Global Peace & Freedom
Fred Bernard Wood was a lifelong advocate for world peace. He did serve in the US Army Reserve Office Training Corps (Army ROTC) as an undergraduate at the University of California at Berkeley. After the Japanese attacks at Pearl Harbor on December 7th, 1941, Fred Bernard and his ROTC classmates were graduated early, and either commissioned in the active military duty or assigned to work with the military as civilians.
Fred Bernard was assigned by the US Army Signal Corps to work as a civilian on microwave radar at the Radiation Laboratory at the Massachusetts Institute of Technology, Cambridge, MA. At MIT, he worked closely with the US Army, US Army Air Force, and US Navy as well as civilian scientists and engineers, all as members of the radar team at MIT.
Notwithstanding this service to help defeat the Axis Powers, Fred Bernard was active in local and national peace movements from the immediate post-WWII period through the next several decades. Indeed, he was gravely concerned about the huge costs and adverse consequences of war, and that the work of scientists and engineers could be used to fuel the military-industrial complex rather than for promoting peaceful co-existence and the peaceful applications of science and technology.

* [Prompt]: Please continue the Global Peace & Freedom passage about Fred Bernard Wood, picking up right after its final sentence.

* [Region and label listings]:

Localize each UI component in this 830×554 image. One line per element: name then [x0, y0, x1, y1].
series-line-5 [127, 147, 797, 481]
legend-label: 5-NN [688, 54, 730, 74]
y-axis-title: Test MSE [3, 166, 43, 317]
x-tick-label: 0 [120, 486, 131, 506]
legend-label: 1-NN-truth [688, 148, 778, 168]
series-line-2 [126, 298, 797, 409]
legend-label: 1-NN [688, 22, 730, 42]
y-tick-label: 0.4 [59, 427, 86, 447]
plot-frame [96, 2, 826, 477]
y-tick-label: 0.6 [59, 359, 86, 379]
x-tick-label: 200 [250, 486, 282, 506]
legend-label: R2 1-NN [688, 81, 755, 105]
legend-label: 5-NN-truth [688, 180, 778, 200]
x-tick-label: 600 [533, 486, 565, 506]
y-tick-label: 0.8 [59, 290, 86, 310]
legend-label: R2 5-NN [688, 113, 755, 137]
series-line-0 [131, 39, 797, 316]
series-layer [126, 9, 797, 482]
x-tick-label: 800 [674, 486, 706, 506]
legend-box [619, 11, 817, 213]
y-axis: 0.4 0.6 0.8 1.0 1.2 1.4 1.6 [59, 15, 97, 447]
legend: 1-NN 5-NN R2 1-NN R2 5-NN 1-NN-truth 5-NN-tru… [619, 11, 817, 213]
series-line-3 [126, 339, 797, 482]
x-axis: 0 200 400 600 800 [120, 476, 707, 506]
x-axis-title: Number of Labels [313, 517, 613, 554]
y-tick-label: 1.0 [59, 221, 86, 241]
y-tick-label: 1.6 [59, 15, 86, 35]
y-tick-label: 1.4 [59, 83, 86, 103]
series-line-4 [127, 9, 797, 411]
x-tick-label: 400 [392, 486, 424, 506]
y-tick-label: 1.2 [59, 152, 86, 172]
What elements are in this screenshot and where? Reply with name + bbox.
---
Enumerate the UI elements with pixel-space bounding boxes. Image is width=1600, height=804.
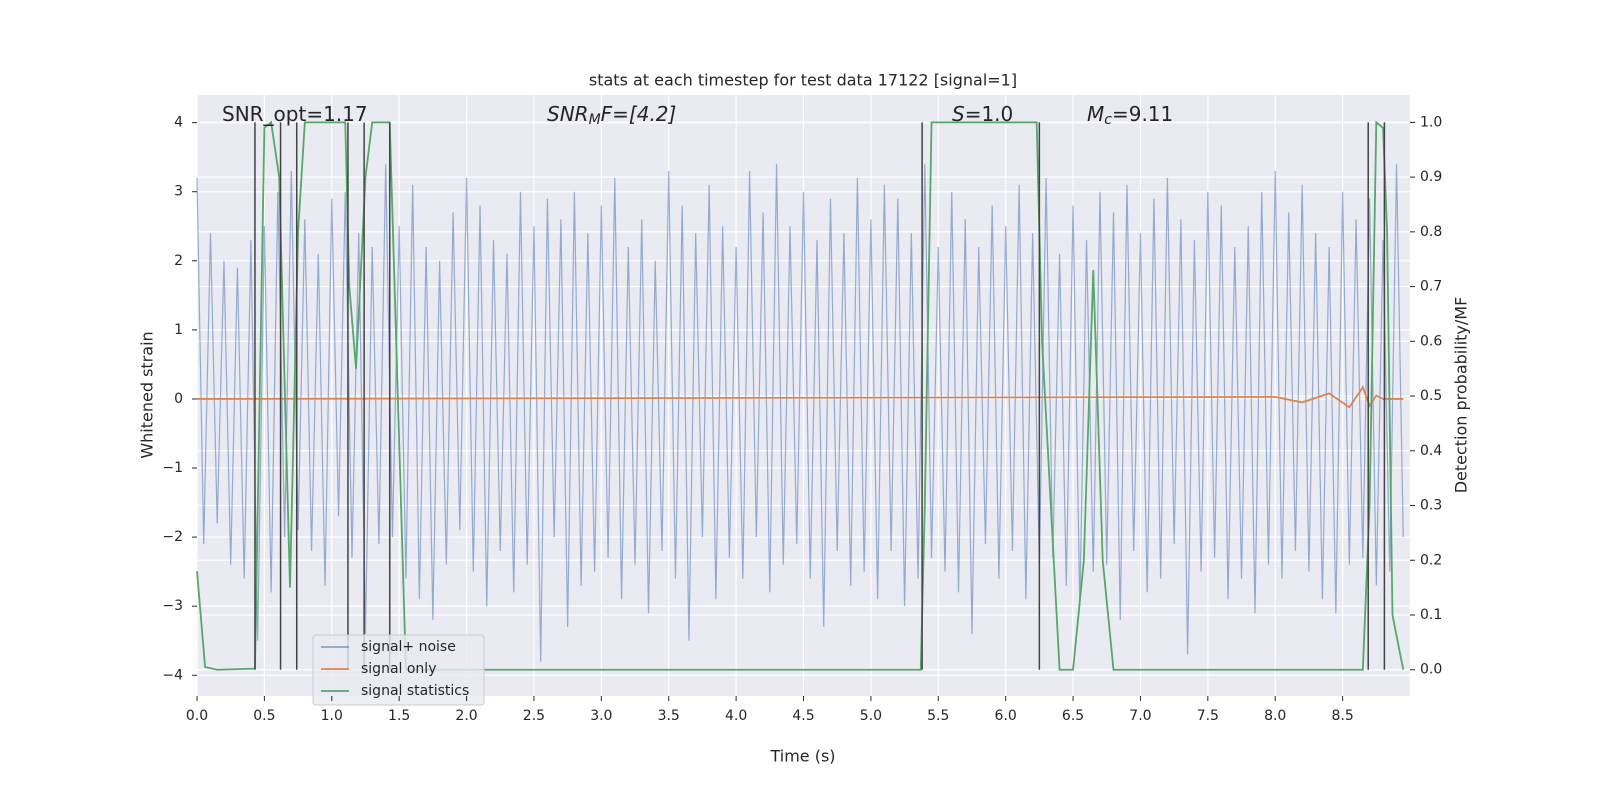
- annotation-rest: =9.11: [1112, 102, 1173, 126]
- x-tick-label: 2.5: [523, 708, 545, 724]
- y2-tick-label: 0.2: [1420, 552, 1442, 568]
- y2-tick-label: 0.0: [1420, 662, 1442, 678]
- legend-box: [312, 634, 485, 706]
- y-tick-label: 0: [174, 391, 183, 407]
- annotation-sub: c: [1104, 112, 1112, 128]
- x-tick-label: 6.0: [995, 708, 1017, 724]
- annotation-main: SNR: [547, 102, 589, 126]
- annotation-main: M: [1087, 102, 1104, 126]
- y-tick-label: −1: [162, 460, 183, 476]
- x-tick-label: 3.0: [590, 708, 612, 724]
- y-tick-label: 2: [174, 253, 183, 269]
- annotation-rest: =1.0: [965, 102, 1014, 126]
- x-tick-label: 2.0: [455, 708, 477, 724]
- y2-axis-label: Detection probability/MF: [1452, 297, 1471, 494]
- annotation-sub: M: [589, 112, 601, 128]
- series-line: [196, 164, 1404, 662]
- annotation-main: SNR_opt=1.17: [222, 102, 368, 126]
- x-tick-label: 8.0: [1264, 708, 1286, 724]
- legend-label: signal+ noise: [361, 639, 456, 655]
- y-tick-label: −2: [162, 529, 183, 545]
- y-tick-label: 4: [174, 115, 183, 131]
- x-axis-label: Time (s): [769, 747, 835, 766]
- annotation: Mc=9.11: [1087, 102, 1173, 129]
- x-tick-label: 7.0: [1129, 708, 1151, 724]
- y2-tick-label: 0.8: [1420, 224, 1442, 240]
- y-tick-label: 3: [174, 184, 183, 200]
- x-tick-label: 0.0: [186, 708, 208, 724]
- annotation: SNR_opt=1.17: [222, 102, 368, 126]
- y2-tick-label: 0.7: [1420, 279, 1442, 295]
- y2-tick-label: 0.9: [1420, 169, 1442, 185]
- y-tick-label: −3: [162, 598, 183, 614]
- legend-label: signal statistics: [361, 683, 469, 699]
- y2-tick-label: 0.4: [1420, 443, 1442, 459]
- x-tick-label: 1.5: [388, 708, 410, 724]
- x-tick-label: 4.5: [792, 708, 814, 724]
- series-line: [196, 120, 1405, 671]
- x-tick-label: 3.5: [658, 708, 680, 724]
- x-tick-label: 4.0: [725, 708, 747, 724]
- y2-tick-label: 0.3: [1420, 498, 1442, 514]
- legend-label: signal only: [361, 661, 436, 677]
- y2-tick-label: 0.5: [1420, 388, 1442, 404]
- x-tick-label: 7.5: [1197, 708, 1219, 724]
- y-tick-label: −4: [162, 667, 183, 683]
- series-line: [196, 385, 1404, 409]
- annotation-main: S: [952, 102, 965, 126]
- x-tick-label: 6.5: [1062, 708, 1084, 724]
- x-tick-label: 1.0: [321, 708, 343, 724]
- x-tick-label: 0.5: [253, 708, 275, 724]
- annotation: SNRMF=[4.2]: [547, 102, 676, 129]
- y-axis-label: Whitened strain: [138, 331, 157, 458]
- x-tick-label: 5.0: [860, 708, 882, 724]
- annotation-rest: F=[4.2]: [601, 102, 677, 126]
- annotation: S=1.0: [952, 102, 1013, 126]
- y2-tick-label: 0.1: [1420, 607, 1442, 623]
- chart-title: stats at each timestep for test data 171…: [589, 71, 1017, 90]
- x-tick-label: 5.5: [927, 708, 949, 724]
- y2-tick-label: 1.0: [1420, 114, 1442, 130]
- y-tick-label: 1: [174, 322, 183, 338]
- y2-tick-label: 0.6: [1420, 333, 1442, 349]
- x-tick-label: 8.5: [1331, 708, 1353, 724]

* [Exercise output]:
Scientists in the Struggle
Fred Bernard struggled with the tensions felt by scientists who saw their work used for military purposes against the Nazi and Axis aggressors, but warned about the long term implications of using science for war. Many leading scientists felt likewise, including the likes of Albert Einstein, Norbert Weiner and others. Fred Bernard’s views were probably similar to those of Louis Ridenour, who also work on radar, and who argued in an Atlantic Monthly article (circa 1945) that scientists not only should support peaceful, as opposed to military, applications of science and technology, but should join the fight for peace itself.
The escalation of the Vietnam War and the Civil Rights Movement in the 1960s deepened Fred Bernard’s commitment to peace, albeit in his own way, during which time he sometimes used the pseudonym “Joaquin Murrieta.” For example, on September 24th, 1961, Fred Bernard sent a memorandum to the Peninsula Peace Center (San Francisco Bay Area) proposing a book on “Frontier Problems of Engineering Sociology.” The intended audience for the book was to be the “educated laymen who is interested in peace and freedom.” This was Fred Bernard’s avenue of contributing to what he hoped, in his heart, would be a “peace blitz” similar to that proposed in March 1962 by John McConnell of Oakland, CA.
On October 7th, 1963 Fred Bernard sent a letter to the president of the Unitarian Universalist Association congratulating him on leading a contingent in the civil rights demonstration in Washington, D.C. in August 1963. Fred Bernard indicated his support for the demonstrators, but felt he could make a more effective personal contribution by working on a systems theory paper titles “Negentropy and the Concepts of Freedom, Democracy, and Justice”.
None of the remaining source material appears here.